What is required – Without further comment, state how many lines in the listing below contain the word "培养好的读写习惯".

+===+

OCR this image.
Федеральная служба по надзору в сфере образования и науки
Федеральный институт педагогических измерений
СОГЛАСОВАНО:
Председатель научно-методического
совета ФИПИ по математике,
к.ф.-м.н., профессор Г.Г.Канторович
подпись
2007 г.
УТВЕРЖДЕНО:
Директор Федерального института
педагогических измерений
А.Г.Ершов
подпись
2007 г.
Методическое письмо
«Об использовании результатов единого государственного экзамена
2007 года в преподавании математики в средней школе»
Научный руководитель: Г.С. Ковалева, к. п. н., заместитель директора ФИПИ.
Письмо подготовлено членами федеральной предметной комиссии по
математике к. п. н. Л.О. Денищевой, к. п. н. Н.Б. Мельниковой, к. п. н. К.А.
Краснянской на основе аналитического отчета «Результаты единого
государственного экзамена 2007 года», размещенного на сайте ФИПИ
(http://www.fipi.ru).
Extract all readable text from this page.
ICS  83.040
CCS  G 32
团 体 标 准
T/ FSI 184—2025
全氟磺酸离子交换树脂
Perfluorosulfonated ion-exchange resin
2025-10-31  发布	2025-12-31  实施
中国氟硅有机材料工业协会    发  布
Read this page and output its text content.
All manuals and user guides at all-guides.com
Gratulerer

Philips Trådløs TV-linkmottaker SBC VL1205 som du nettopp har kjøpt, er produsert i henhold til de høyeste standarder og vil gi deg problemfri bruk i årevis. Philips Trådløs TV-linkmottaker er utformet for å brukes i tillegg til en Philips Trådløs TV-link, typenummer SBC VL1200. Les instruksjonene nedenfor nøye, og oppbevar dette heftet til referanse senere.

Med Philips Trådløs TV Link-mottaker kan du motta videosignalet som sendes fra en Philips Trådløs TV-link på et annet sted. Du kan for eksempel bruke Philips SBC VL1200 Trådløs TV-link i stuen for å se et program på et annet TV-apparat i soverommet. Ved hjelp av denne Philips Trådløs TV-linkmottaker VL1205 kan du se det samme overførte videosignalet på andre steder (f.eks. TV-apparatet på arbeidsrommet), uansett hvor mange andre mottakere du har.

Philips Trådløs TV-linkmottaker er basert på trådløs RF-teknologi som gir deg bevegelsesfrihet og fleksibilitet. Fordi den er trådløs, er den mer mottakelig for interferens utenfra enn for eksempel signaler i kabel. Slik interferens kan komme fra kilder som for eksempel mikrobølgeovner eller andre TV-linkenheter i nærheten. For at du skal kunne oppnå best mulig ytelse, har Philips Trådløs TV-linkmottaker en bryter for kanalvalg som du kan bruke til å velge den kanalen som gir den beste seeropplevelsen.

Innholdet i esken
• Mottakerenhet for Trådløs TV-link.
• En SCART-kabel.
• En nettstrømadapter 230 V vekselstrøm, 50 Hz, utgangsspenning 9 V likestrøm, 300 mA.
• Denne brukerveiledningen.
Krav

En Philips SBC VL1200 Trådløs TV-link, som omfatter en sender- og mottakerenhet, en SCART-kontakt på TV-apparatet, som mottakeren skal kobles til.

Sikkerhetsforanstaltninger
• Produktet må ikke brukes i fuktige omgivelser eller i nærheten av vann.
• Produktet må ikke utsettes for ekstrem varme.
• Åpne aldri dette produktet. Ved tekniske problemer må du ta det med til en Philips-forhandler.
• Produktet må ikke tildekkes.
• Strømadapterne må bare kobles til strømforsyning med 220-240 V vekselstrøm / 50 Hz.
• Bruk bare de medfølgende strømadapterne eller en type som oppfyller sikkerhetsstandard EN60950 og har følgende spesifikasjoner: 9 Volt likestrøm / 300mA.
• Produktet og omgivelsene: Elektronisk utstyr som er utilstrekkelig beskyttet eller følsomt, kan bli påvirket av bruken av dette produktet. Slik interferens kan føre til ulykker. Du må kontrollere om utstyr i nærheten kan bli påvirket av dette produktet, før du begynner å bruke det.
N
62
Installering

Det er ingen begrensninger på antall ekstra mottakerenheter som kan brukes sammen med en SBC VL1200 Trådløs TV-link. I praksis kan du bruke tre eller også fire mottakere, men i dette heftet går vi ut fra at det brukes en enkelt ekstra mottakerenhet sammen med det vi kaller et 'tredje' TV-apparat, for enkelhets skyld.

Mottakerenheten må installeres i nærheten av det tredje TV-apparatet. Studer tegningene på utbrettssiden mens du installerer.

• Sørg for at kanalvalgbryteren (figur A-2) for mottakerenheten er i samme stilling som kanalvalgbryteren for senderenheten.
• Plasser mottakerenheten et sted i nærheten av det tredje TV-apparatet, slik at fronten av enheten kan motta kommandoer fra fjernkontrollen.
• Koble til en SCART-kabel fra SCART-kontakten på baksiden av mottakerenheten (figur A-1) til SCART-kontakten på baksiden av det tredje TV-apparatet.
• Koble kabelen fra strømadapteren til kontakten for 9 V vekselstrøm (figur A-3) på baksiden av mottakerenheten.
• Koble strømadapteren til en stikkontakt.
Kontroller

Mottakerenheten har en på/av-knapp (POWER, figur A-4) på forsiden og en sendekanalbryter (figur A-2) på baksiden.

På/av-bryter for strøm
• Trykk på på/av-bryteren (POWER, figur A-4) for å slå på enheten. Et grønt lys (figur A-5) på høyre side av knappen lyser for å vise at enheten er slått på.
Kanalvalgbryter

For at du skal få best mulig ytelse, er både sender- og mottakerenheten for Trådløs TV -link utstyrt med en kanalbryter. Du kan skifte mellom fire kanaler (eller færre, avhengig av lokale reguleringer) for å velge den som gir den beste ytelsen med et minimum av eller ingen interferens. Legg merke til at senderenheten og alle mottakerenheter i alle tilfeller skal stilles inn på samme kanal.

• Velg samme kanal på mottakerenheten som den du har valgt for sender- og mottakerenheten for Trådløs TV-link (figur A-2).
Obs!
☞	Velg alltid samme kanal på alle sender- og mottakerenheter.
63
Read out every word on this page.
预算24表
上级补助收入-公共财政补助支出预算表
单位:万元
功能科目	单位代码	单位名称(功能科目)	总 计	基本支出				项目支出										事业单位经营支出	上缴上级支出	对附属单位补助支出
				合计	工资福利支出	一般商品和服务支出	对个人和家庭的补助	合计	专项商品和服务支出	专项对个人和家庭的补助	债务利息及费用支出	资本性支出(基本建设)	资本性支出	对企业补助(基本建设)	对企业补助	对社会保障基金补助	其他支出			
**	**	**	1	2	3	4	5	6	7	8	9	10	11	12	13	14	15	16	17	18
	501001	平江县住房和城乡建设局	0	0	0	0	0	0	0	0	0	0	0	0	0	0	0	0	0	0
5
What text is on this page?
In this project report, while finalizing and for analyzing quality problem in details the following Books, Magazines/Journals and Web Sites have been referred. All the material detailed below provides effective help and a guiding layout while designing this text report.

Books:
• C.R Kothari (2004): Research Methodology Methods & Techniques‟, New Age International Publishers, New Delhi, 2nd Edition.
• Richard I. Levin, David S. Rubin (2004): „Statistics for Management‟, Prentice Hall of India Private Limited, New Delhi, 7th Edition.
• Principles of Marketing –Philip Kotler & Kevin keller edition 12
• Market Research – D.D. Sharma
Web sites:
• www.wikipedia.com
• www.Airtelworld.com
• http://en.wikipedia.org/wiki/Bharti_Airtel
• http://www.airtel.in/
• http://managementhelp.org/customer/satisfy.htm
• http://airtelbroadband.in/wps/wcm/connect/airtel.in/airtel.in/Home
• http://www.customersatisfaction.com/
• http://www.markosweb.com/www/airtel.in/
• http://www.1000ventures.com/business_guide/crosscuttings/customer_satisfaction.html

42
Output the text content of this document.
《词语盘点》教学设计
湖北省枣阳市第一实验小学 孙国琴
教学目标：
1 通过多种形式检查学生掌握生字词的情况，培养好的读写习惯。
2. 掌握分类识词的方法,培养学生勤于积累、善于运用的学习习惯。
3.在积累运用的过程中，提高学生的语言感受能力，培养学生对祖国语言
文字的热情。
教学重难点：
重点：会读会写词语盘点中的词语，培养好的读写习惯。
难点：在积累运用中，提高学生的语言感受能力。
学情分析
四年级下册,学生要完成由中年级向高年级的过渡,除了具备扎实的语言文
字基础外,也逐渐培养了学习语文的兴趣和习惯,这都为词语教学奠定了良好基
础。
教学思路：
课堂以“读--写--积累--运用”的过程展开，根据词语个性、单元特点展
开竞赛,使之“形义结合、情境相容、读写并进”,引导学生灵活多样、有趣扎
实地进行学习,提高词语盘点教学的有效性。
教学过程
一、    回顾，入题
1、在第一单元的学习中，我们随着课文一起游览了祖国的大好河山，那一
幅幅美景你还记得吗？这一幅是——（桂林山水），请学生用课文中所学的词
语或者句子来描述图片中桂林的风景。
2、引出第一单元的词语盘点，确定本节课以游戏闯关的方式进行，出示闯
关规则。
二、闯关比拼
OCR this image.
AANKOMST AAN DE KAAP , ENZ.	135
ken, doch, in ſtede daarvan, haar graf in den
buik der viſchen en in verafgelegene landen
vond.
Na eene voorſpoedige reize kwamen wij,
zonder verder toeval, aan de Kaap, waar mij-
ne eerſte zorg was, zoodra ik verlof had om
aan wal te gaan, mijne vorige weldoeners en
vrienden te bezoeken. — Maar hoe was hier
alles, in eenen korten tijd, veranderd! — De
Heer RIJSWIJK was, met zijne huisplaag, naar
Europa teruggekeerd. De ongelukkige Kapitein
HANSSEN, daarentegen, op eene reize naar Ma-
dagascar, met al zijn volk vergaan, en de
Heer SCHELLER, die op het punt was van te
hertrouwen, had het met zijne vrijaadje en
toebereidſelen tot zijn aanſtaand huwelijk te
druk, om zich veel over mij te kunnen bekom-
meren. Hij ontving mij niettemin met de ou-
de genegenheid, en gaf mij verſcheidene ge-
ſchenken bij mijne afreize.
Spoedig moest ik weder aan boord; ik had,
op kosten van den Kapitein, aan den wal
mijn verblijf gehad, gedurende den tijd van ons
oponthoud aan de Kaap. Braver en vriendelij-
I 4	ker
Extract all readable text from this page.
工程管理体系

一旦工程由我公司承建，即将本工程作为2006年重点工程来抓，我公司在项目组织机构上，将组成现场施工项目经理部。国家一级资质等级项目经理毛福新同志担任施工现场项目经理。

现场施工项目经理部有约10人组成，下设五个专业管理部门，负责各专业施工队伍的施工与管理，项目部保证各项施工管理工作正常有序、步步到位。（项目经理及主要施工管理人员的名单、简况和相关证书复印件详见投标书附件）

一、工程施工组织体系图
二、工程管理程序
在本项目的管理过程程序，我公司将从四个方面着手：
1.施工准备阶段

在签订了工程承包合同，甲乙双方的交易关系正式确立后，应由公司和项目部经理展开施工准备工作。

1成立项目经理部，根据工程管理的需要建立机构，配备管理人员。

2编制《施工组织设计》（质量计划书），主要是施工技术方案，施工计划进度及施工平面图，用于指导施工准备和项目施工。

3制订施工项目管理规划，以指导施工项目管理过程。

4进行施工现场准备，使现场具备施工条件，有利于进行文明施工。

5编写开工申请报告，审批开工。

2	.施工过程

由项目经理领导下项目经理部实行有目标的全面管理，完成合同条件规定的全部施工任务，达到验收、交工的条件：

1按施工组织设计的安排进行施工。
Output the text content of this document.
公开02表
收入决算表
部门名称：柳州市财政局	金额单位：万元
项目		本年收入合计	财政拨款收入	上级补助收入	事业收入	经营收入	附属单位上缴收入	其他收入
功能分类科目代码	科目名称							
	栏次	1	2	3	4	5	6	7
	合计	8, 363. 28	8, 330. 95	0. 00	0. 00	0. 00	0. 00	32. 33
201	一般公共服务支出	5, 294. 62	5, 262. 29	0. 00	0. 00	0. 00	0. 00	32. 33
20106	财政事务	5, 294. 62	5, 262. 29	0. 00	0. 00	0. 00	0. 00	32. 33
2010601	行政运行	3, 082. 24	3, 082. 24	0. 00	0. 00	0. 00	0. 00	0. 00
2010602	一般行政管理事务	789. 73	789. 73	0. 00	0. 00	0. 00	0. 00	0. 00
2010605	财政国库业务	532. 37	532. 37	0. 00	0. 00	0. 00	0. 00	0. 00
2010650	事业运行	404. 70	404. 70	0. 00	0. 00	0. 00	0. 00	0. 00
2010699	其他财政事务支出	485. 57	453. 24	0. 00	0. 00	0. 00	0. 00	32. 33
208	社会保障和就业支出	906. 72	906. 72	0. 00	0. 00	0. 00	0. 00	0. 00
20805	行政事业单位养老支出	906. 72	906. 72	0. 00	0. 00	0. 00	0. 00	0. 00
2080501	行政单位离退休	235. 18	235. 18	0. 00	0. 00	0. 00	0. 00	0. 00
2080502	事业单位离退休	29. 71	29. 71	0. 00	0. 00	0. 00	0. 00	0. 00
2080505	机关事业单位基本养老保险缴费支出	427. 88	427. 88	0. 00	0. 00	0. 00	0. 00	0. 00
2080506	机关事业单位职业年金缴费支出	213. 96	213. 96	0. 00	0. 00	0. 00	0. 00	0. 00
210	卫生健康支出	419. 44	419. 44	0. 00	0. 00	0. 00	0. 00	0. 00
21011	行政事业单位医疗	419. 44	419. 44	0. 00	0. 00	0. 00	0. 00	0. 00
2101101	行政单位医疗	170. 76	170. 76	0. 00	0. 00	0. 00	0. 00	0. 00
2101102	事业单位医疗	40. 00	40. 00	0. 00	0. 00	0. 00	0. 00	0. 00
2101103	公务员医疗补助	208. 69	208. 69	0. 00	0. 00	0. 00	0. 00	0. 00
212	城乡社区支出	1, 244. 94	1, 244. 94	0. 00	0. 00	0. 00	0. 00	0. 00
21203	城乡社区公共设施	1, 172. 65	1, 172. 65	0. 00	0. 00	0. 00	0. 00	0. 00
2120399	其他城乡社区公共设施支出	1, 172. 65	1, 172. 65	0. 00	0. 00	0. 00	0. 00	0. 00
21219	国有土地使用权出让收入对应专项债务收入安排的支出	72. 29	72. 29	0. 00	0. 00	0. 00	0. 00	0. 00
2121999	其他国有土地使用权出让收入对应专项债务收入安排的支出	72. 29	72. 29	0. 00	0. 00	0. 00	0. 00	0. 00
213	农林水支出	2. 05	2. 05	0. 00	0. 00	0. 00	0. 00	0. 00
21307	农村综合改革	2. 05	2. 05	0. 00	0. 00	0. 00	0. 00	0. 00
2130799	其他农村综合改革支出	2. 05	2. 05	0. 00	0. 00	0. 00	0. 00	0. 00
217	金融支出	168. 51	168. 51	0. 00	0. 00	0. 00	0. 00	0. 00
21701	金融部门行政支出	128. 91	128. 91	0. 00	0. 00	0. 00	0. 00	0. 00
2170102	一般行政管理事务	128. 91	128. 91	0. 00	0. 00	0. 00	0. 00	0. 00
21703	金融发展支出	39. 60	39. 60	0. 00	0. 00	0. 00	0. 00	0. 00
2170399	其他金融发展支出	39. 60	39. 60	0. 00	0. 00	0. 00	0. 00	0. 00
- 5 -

+===+

Response below – 2